Stored data:
:::

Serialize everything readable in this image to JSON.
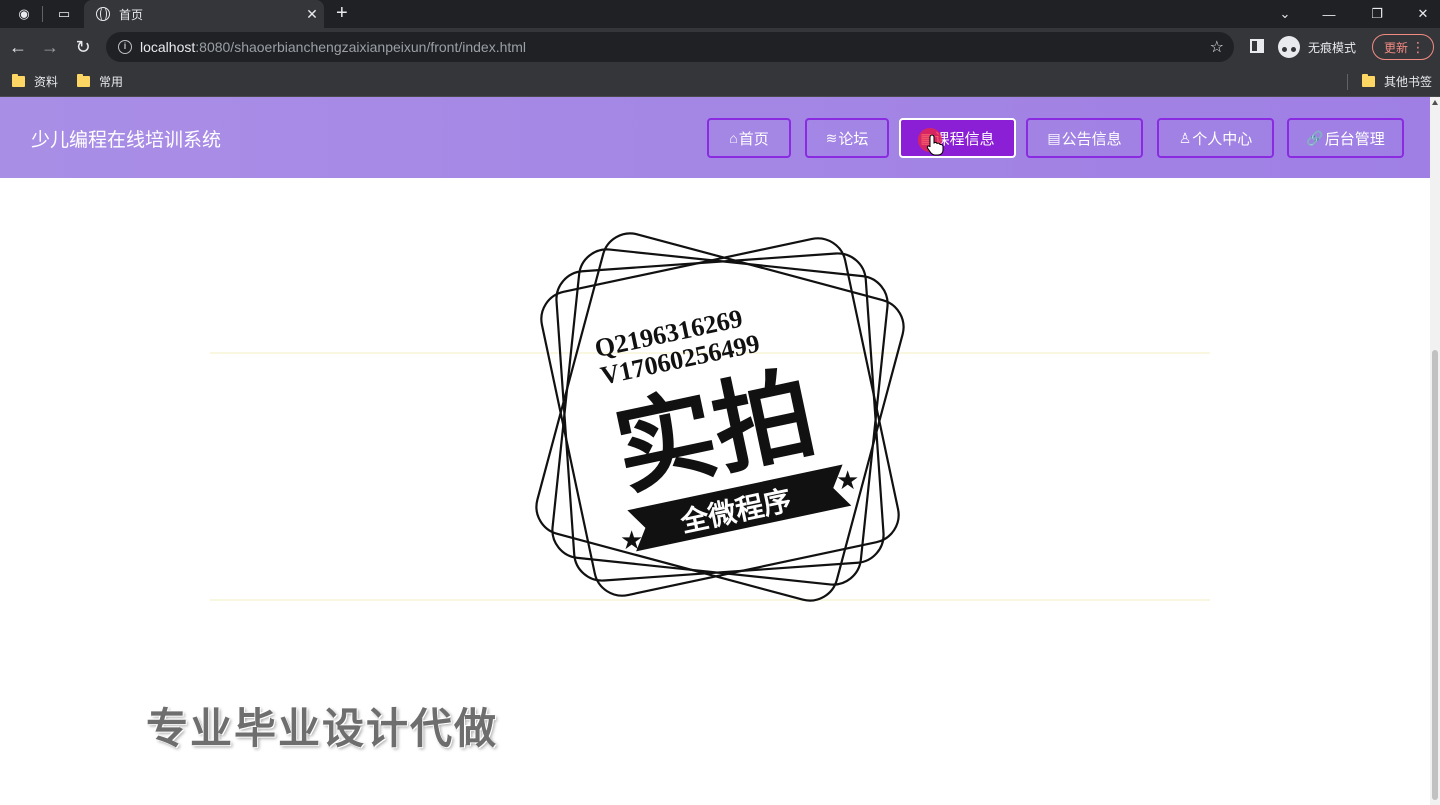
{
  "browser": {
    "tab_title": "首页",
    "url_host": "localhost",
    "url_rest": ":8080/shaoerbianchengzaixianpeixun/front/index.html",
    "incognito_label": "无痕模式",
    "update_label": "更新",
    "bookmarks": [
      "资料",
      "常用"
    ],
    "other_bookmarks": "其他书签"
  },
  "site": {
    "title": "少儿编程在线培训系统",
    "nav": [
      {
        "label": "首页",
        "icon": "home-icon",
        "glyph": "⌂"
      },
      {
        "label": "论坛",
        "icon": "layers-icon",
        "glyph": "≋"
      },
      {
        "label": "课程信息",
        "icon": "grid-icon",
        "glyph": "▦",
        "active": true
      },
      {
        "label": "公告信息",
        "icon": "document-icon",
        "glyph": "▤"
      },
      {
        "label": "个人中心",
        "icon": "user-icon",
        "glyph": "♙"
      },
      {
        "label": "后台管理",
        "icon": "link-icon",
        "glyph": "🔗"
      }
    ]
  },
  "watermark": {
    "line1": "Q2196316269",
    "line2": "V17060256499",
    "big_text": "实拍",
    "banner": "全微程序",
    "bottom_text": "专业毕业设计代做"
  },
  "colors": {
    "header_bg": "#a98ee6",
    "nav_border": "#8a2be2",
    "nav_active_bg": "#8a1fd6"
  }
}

:::

● **EXERCISE PROMPT**
Copy each line above containing the string "glyph".

● **RESPONSE TO THIS EXERCISE**
        "glyph": "⌂"
        "glyph": "≋"
        "glyph": "▦",
        "glyph": "▤"
        "glyph": "♙"
        "glyph": "🔗"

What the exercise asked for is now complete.